[Text extract]
TenseOstrich47 this looks like elasticserach is out of space...
@<1523701157564780544:profile|TenseOstrich47> The storage in question here is what's available on the machine hosting the ClearML server's docker containers (specifically, the ES one).
After some additional inspection, seems like the issue is docker related.7.7G /var/lib/docker/overlay2/
this is the directory which is causing the device storage issues.
From what I can tell, docker has some leakage here. Temp files are not removed correctly, resulting in the build up of disk storage usage.
See the following for more details
https://stackoverflow.com/questions/46672001/is-it-safe-to-clean-docker-overlay2
https://forums.docker.com/t/some-way-to-clean-up-identify-contents-of-var-lib-docker-overlay/30604
https://docs.docker.com/storage/storagedriver/overlayfs-driver/
Im going to write a clean up script and add that to the cron. I dont believe there is an easy way around this issue as docker trades off disk storage for simplicity
@<1523701157564780544:profile|TenseOstrich47> This is typically indicative of insufficient server disk space causing ES to go into read-only mode or turn active shards into inactive or unassigned (see FAQ ).

[Spatial layout data]
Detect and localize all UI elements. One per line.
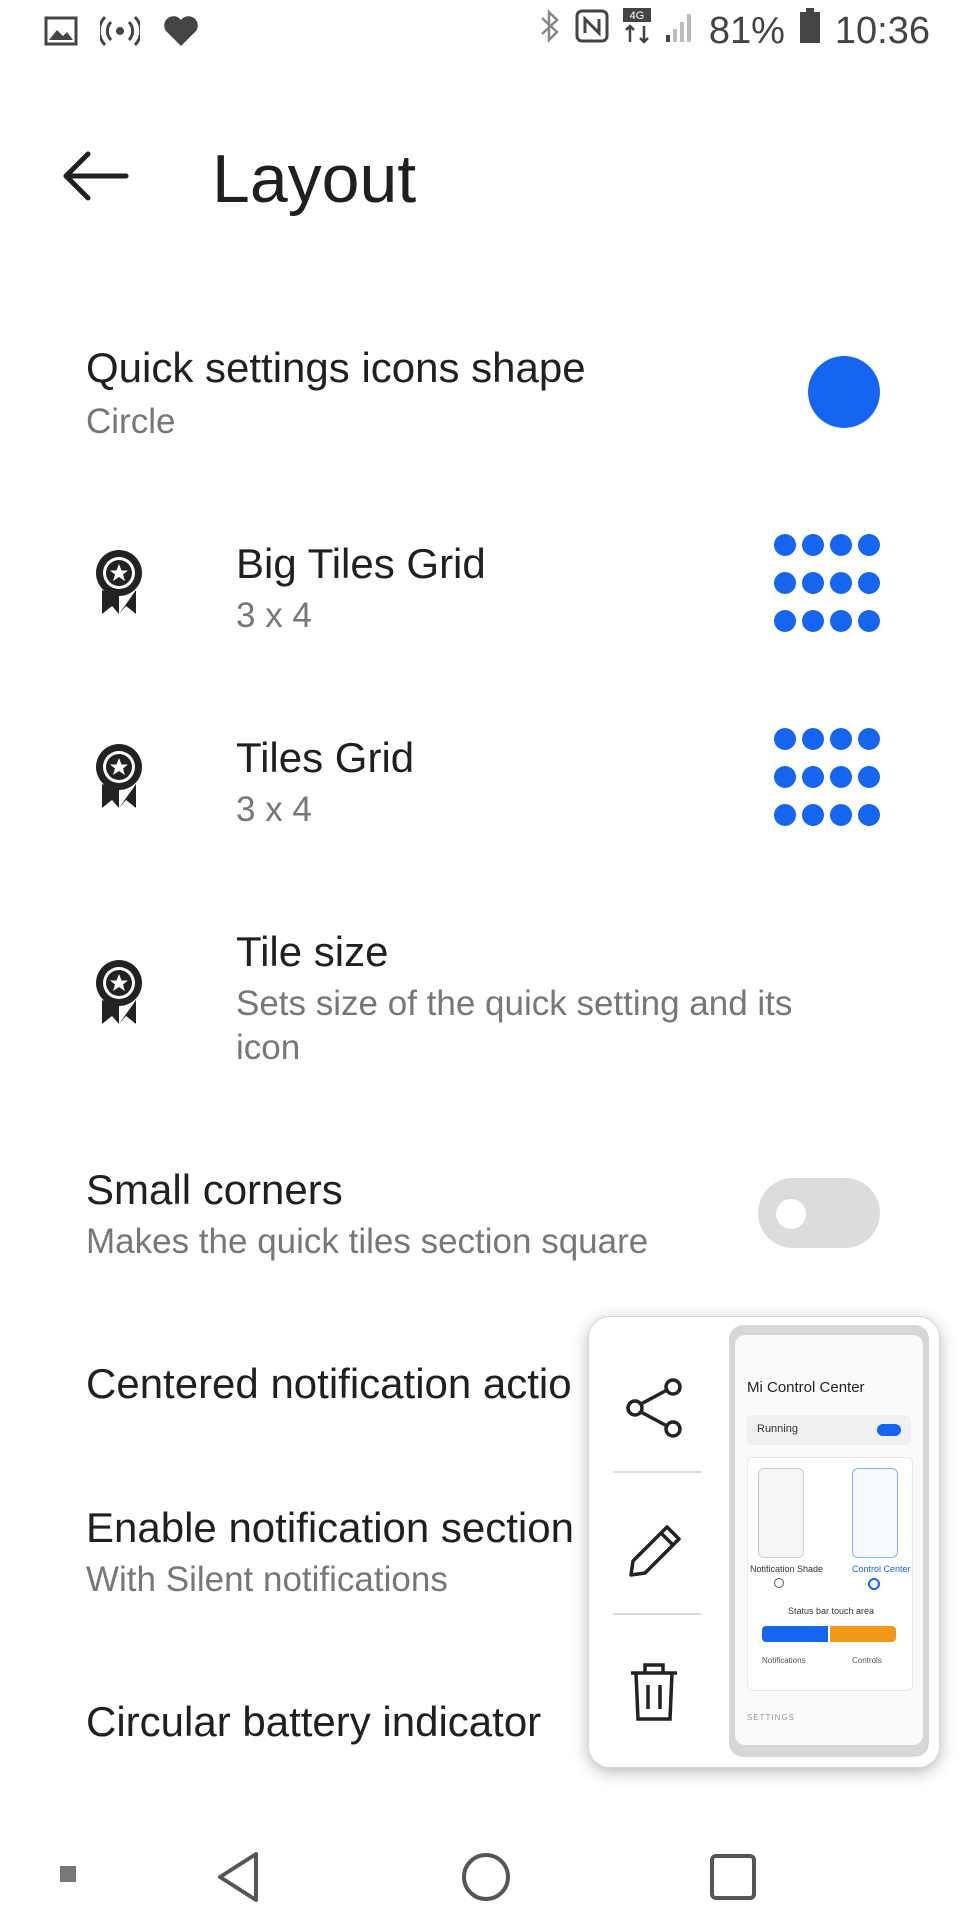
setting-title: Circular battery indicator [86, 1698, 542, 1745]
setting-title: Small corners [86, 1166, 343, 1213]
small-corners-toggle[interactable] [758, 1178, 880, 1248]
divider [613, 1613, 701, 1615]
setting-subtitle-line2: icon [236, 1028, 301, 1067]
setting-title: Tile size [236, 928, 389, 975]
navigation-bar [0, 1820, 960, 1920]
thumb-notifications-label: Notifications [762, 1656, 806, 1665]
hotspot-icon [97, 14, 143, 53]
setting-title: Tiles Grid [236, 734, 415, 781]
thumb-phone-control-center [852, 1468, 898, 1558]
signal-icon [665, 10, 695, 53]
thumb-running-row: Running [747, 1415, 911, 1445]
edit-icon [629, 1525, 681, 1577]
grid-preview [774, 534, 882, 648]
thumb-area-controls [830, 1626, 896, 1642]
thumb-settings-label: SETTINGS [747, 1713, 796, 1722]
nav-recents-icon[interactable] [710, 1854, 756, 1900]
thumb-running-switch [877, 1424, 901, 1436]
nav-indicator-icon [60, 1866, 76, 1882]
premium-badge-icon [96, 960, 142, 1024]
thumb-controls-label: Controls [852, 1656, 882, 1665]
thumb-option1-label: Notification Shade [750, 1564, 824, 1574]
setting-title: Big Tiles Grid [236, 540, 486, 587]
app-bar: Layout [0, 110, 960, 250]
delete-button[interactable] [617, 1655, 691, 1729]
thumb-radio-2 [868, 1578, 880, 1590]
shape-preview-circle [808, 356, 880, 428]
thumb-phone-notification-shade [758, 1468, 804, 1558]
delete-icon [631, 1663, 677, 1721]
bluetooth-icon [539, 8, 561, 54]
divider [613, 1471, 701, 1473]
screenshot-thumbnail[interactable]: Mi Control Center Running Notification S… [729, 1325, 929, 1757]
thumb-running-label: Running [757, 1423, 798, 1435]
network-type-icon: 4G [622, 8, 651, 54]
thumb-area-label: Status bar touch area [788, 1606, 875, 1616]
image-icon [44, 16, 78, 51]
setting-title: Quick settings icons shape [86, 344, 586, 391]
nav-back-icon[interactable] [218, 1852, 258, 1902]
premium-badge-icon [96, 744, 142, 808]
share-button[interactable] [617, 1371, 691, 1445]
popup-actions [589, 1317, 719, 1767]
setting-subtitle: Makes the quick tiles section square [86, 1222, 649, 1261]
battery-icon [799, 8, 821, 54]
thumb-area-notifications [762, 1626, 828, 1642]
thumbnail-screen: Mi Control Center Running Notification S… [735, 1335, 923, 1745]
thumb-title: Mi Control Center [747, 1379, 865, 1396]
thumb-card: Notification Shade Control Center Status… [747, 1457, 913, 1691]
nfc-icon [575, 9, 609, 53]
nav-buttons [60, 1852, 756, 1902]
status-bar-right: 4G 81% 10:36 [539, 8, 930, 54]
heart-icon [162, 14, 200, 53]
page-title: Layout [212, 141, 417, 217]
status-bar-left [44, 14, 200, 53]
setting-subtitle: With Silent notifications [86, 1560, 448, 1599]
back-button[interactable] [60, 146, 150, 216]
network-type-label: 4G [630, 10, 645, 22]
setting-subtitle: Sets size of the quick setting and its [236, 984, 793, 1023]
setting-subtitle: 3 x 4 [236, 596, 312, 635]
share-icon [626, 1378, 682, 1438]
grid-preview [774, 728, 882, 842]
nav-home-icon[interactable] [462, 1853, 510, 1901]
status-bar: 4G 81% 10:36 [0, 0, 960, 66]
thumb-option2-label: Control Center [852, 1564, 911, 1574]
screenshot-popup: Mi Control Center Running Notification S… [588, 1316, 940, 1768]
setting-subtitle: 3 x 4 [236, 790, 312, 829]
setting-subtitle: Circle [86, 402, 176, 441]
battery-percent: 81% [708, 9, 785, 52]
toggle-knob [776, 1199, 806, 1229]
clock: 10:36 [834, 9, 930, 52]
setting-title: Centered notification actio [86, 1360, 572, 1407]
setting-title: Enable notification section [86, 1504, 574, 1551]
back-arrow-icon [63, 151, 129, 201]
premium-badge-icon [96, 550, 142, 614]
thumb-radio-1 [774, 1578, 784, 1588]
edit-button[interactable] [617, 1513, 691, 1587]
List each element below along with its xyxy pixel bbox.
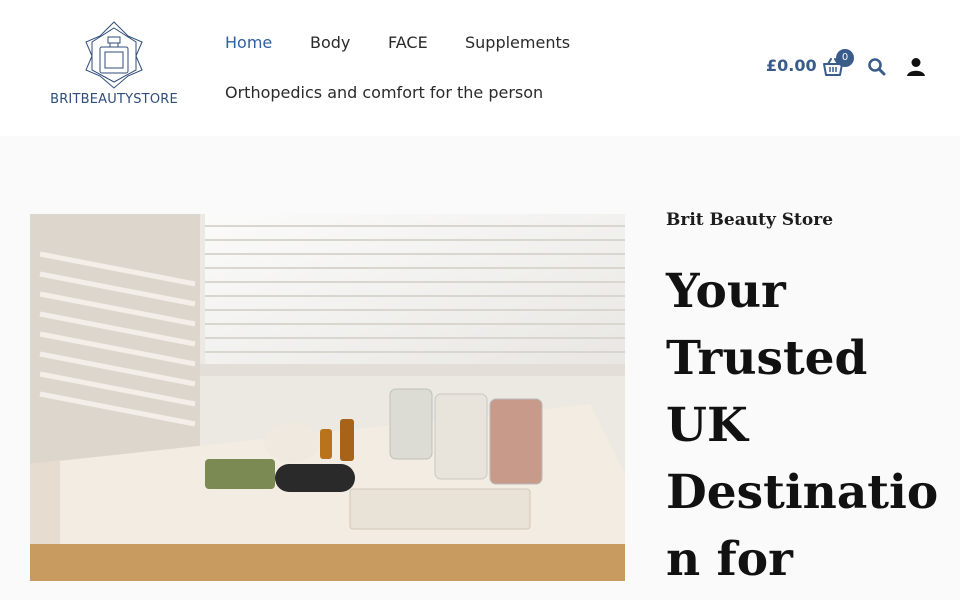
nav-item-face[interactable]: FACE [388, 33, 428, 52]
user-icon[interactable] [905, 56, 927, 78]
hero-image [30, 214, 625, 581]
nav-item-supplements[interactable]: Supplements [465, 33, 570, 52]
nav-item-home[interactable]: Home [225, 33, 272, 52]
search-icon[interactable] [867, 57, 887, 77]
headline-line: UK [666, 398, 748, 453]
cart-count-badge: 0 [836, 49, 854, 67]
cart-total[interactable]: £0.00 [766, 56, 817, 75]
nav-item-body[interactable]: Body [310, 33, 350, 52]
hero-headline: Your Trusted UK Destinatio n for [666, 258, 946, 593]
headline-line: Trusted [666, 331, 868, 386]
brand-name: BRITBEAUTYSTORE [50, 92, 178, 107]
hero-text: Brit Beauty Store Your Trusted UK Destin… [666, 210, 946, 593]
headline-line: n for [666, 532, 793, 587]
hero-kicker: Brit Beauty Store [666, 210, 834, 230]
headline-line: Your [666, 264, 786, 319]
main-navigation: Home Body FACE Supplements Orthopedics a… [225, 0, 645, 136]
nav-item-orthopedics[interactable]: Orthopedics and comfort for the person [225, 83, 543, 102]
site-header: BRITBEAUTYSTORE Home Body FACE Supplemen… [0, 0, 960, 136]
headline-line: Destinatio [666, 465, 939, 520]
site-logo[interactable]: BRITBEAUTYSTORE [44, 20, 184, 112]
perfume-logo-icon [85, 21, 143, 89]
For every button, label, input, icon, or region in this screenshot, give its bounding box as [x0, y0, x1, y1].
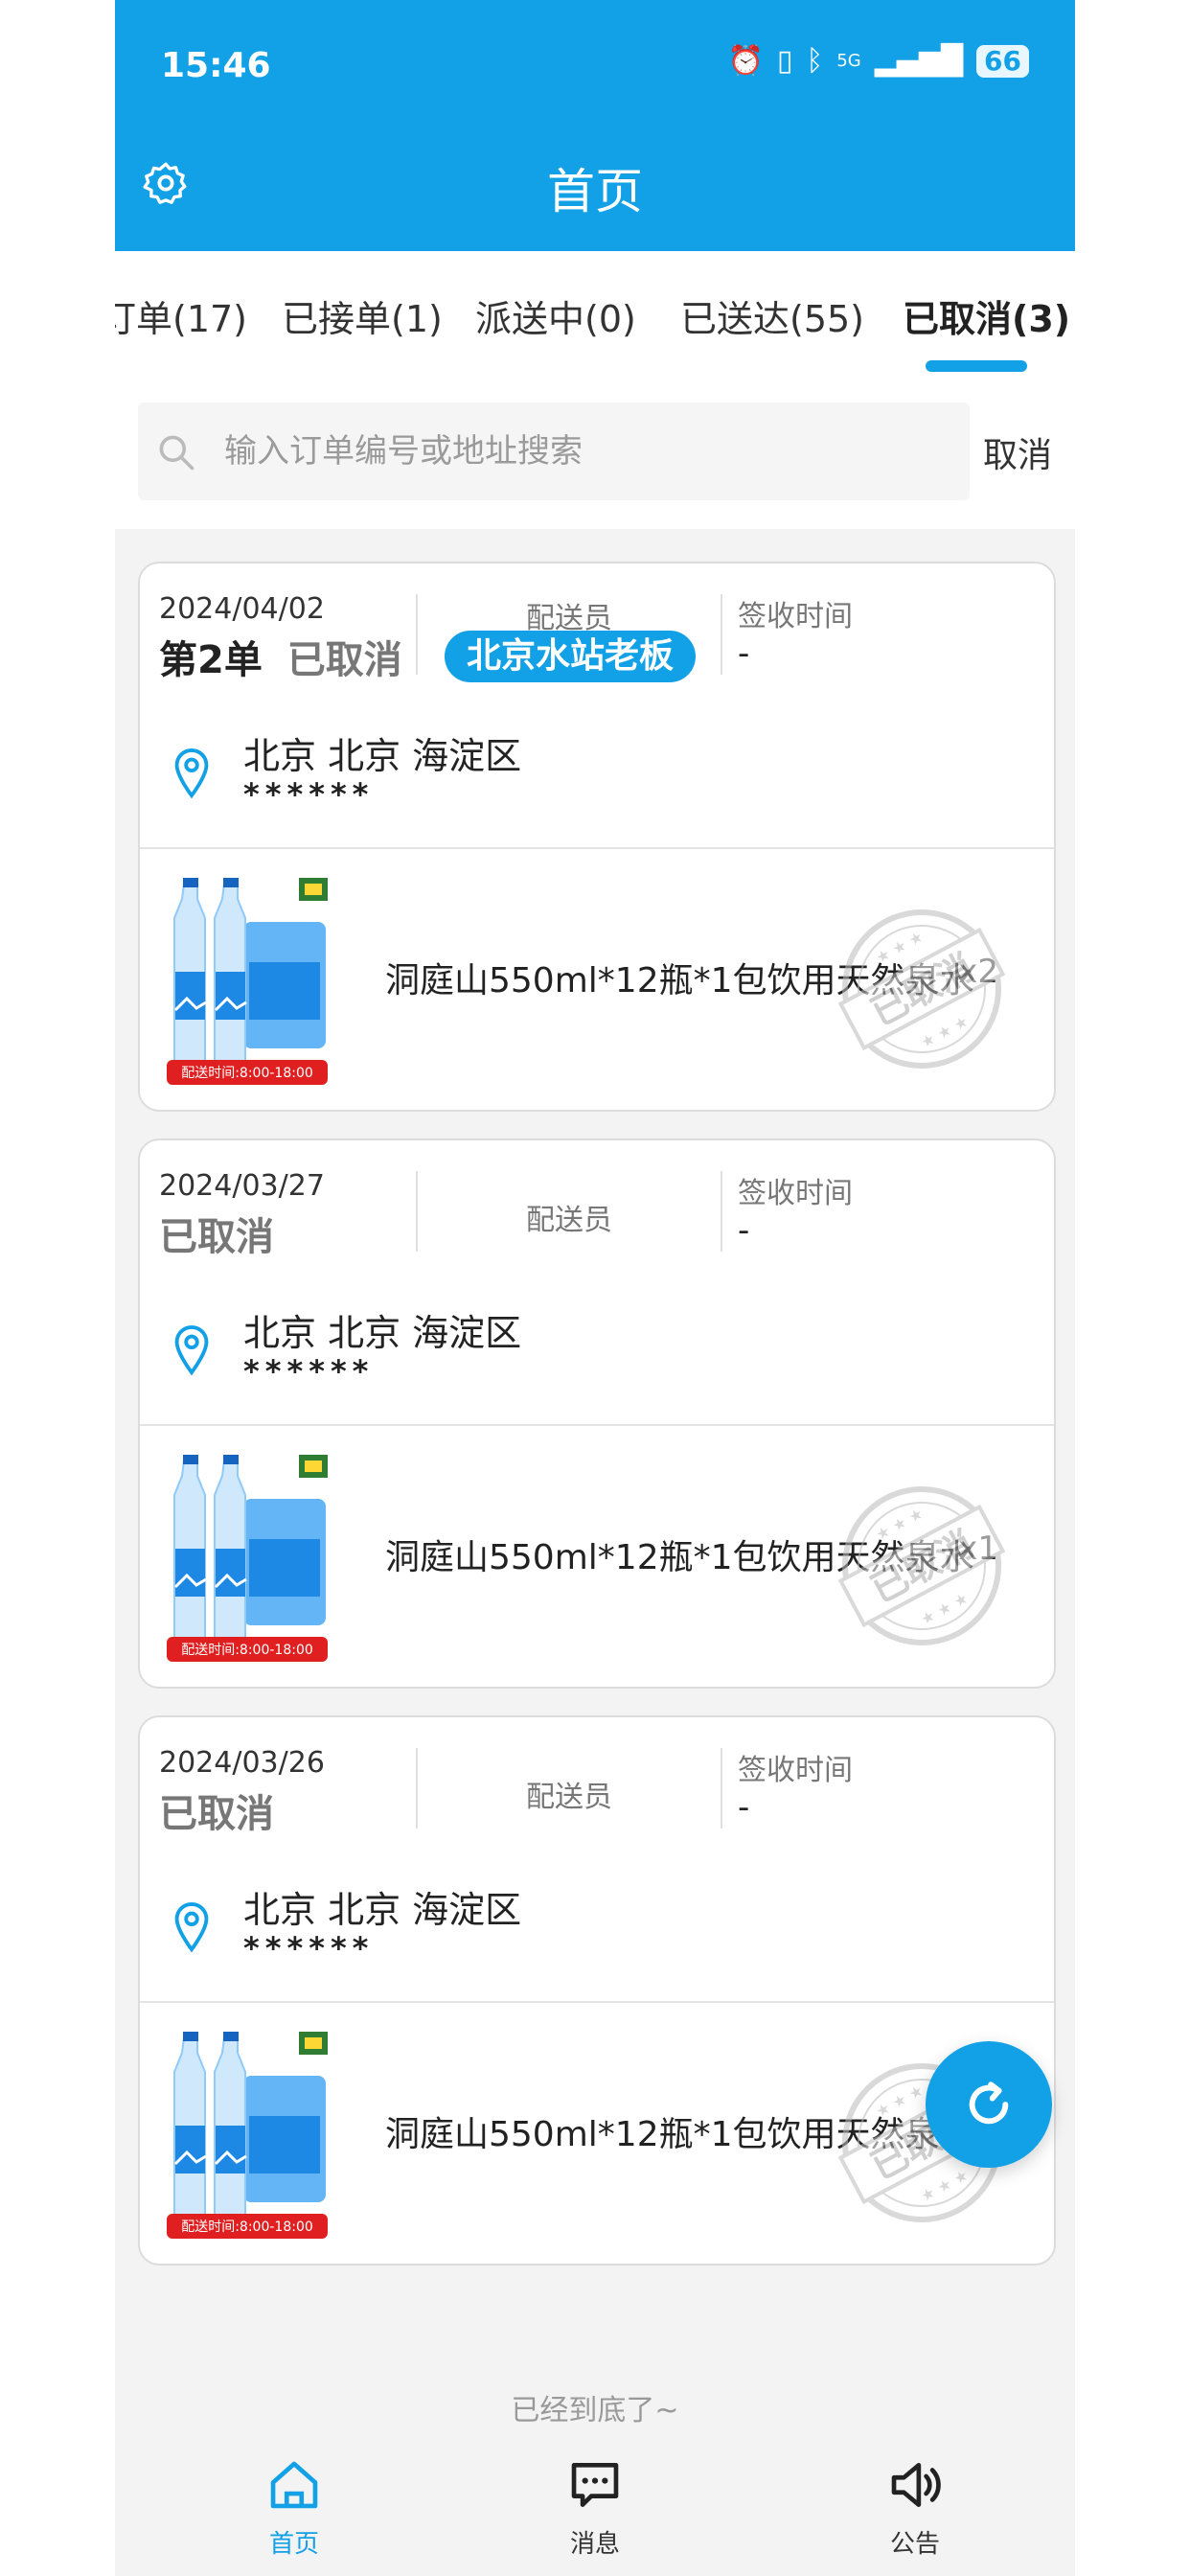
order-status-line: 已取消 [159, 1782, 274, 1838]
vibrate-icon: ▯ [776, 44, 793, 78]
divider [721, 1171, 722, 1252]
app-screen: 15:46 ⏰ ▯ ᛒ 5G ▂▄▆█ 66 首页 订单(17) 已接单(1) … [115, 0, 1075, 2576]
sign-time-label: 签收时间 [738, 1754, 853, 1787]
speaker-icon [891, 2463, 941, 2507]
delivery-address: 北京 北京 海淀区 [243, 1889, 522, 1931]
order-date: 2024/03/26 [159, 1746, 325, 1780]
svg-text:★ ★ ★: ★ ★ ★ [918, 1012, 972, 1052]
tab-delivering[interactable]: 派送中(0) [475, 289, 636, 342]
delivery-address: 北京 北京 海淀区 [243, 1312, 522, 1354]
signal-icon: ▂▄▆█ [874, 44, 964, 78]
order-summary: 2024/04/02 第2单 已取消 配送员 北京水站老板 签收时间 - 北京 … [140, 564, 1054, 849]
list-end-text: 已经到底了~ [511, 2394, 679, 2427]
active-tab-indicator [926, 360, 1027, 372]
tab-all[interactable]: 订单(17) [115, 289, 247, 342]
cancelled-stamp: 已取消 ★ ★ ★ ★ ★ ★ [837, 1486, 1006, 1645]
order-card[interactable]: 2024/04/02 第2单 已取消 配送员 北京水站老板 签收时间 - 北京 … [138, 562, 1056, 1112]
refresh-button[interactable] [926, 2041, 1052, 2168]
delivery-time-badge: 配送时间:8:00-18:00 [181, 1066, 313, 1081]
header: 15:46 ⏰ ▯ ᛒ 5G ▂▄▆█ 66 首页 [115, 0, 1075, 251]
address-detail: ****** [243, 1353, 375, 1390]
nav-messages[interactable]: 消息 [499, 2455, 691, 2560]
sign-time-value: - [738, 634, 750, 673]
home-icon [270, 2461, 318, 2509]
divider [416, 1748, 418, 1828]
divider [721, 1748, 722, 1828]
divider [721, 594, 722, 675]
nav-notices[interactable]: 公告 [819, 2455, 1011, 2560]
page-title: 首页 [547, 164, 643, 219]
divider [416, 594, 418, 675]
order-status-line: 已取消 [159, 1206, 274, 1261]
status-time: 15:46 [161, 46, 271, 85]
order-summary: 2024/03/26 已取消 配送员 签收时间 - 北京 北京 海淀区 ****… [140, 1717, 1054, 2003]
nav-messages-label: 消息 [569, 2530, 620, 2559]
refresh-icon [969, 2082, 1009, 2125]
search-bar: 取消 [115, 395, 1075, 529]
order-status-line: 第2单 已取消 [159, 629, 402, 684]
nav-home[interactable]: 首页 [198, 2455, 390, 2560]
svg-text:★ ★ ★: ★ ★ ★ [918, 1589, 972, 1629]
alarm-icon: ⏰ [727, 44, 764, 78]
water-bottle-image: 配送时间:8:00-18:00 [167, 878, 328, 1085]
water-bottle-image: 配送时间:8:00-18:00 [167, 1455, 328, 1662]
sign-time-value: - [738, 1211, 750, 1250]
delivery-time-badge: 配送时间:8:00-18:00 [181, 2220, 313, 2235]
product-row: 配送时间:8:00-18:00 洞庭山550ml*12瓶*1包饮用天然泉水 x2… [140, 849, 1054, 1108]
divider [416, 1171, 418, 1252]
status-tabs: 订单(17) 已接单(1) 派送中(0) 已送达(55) 已取消(3) [115, 251, 1075, 395]
courier-label: 配送员 [526, 1204, 612, 1237]
tab-accepted[interactable]: 已接单(1) [282, 289, 443, 342]
nav-notices-label: 公告 [889, 2530, 940, 2559]
search-icon [159, 435, 195, 471]
order-status: 已取消 [286, 638, 402, 682]
status-icons: ⏰ ▯ ᛒ 5G ▂▄▆█ 66 [727, 44, 1029, 78]
order-number: 第2单 [159, 638, 263, 682]
order-status: 已取消 [159, 1792, 274, 1836]
delivery-address: 北京 北京 海淀区 [243, 735, 522, 777]
tab-delivered[interactable]: 已送达(55) [680, 289, 864, 342]
address-detail: ****** [243, 1930, 375, 1966]
network-label: 5G [836, 51, 861, 71]
order-card[interactable]: 2024/03/26 已取消 配送员 签收时间 - 北京 北京 海淀区 ****… [138, 1715, 1056, 2266]
courier-name-badge: 北京水站老板 [445, 631, 696, 682]
battery-indicator: 66 [976, 44, 1029, 78]
cancelled-stamp: 已取消 ★ ★ ★ ★ ★ ★ [837, 909, 1006, 1069]
search-box [138, 402, 970, 500]
bottom-nav: 首页 消息 公告 [115, 2442, 1075, 2576]
svg-text:★ ★ ★: ★ ★ ★ [918, 2166, 972, 2206]
location-pin-icon [174, 748, 209, 799]
search-input[interactable] [222, 424, 954, 479]
delivery-time-badge: 配送时间:8:00-18:00 [181, 1643, 313, 1658]
bluetooth-icon: ᛒ [806, 44, 824, 78]
order-date: 2024/03/27 [159, 1169, 325, 1203]
location-pin-icon [174, 1324, 209, 1376]
order-status: 已取消 [159, 1215, 274, 1259]
message-icon [571, 2463, 619, 2507]
location-pin-icon [174, 1901, 209, 1953]
search-cancel-button[interactable]: 取消 [983, 427, 1052, 477]
sign-time-label: 签收时间 [738, 600, 853, 633]
address-detail: ****** [243, 776, 375, 813]
order-date: 2024/04/02 [159, 592, 325, 626]
tab-cancelled[interactable]: 已取消(3) [903, 289, 1070, 342]
courier-label: 配送员 [526, 1781, 612, 1814]
order-card[interactable]: 2024/03/27 已取消 配送员 签收时间 - 北京 北京 海淀区 ****… [138, 1138, 1056, 1689]
product-row: 配送时间:8:00-18:00 洞庭山550ml*12瓶*1包饮用天然泉水 x1… [140, 1426, 1054, 1685]
sign-time-label: 签收时间 [738, 1177, 853, 1210]
order-summary: 2024/03/27 已取消 配送员 签收时间 - 北京 北京 海淀区 ****… [140, 1140, 1054, 1426]
water-bottle-image: 配送时间:8:00-18:00 [167, 2032, 328, 2239]
sign-time-value: - [738, 1788, 750, 1827]
product-row: 配送时间:8:00-18:00 洞庭山550ml*12瓶*1包饮用天然泉水 已取… [140, 2003, 1054, 2262]
nav-home-label: 首页 [268, 2530, 319, 2559]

[What you are asked to do] Write the next part of the forum thread about the ClearML server running out of disk space, picking up after its final post. This material was taken from a separate source.

[Response to the task]
The disk watermarks controlling the ES free-disk constraints are defined by default as % of the disk space (so it might look to you like you still have plenty of space, but ES thinks otherwise). You can configure different ES settings in the docker-compose.yml file (see here - there are 3 settings, all can be identical)
If you don't have enough free disk space, clean up files to create more, or resize your partition (or increase your disk size if on a cloud instance).
ES can't use s3 for storage, nor can MongoDB
Thanks Jake, I will have a look. Is there a reason a lot disk space would be used on the server instance? Is there something in the config I can change to ensure that minimal memory is used on that server, and mostly s3 is used for storage?
TenseOstrich47 see here: https://github.com/allegroai/clearml/issues/316#issuecomment-788995387
that should be the case, we have default_output_uri:
set to an s3 bucket
I thought nothing should be stored locally on the agent? Shouldn't all files be logged to the storage rather than the instance itself?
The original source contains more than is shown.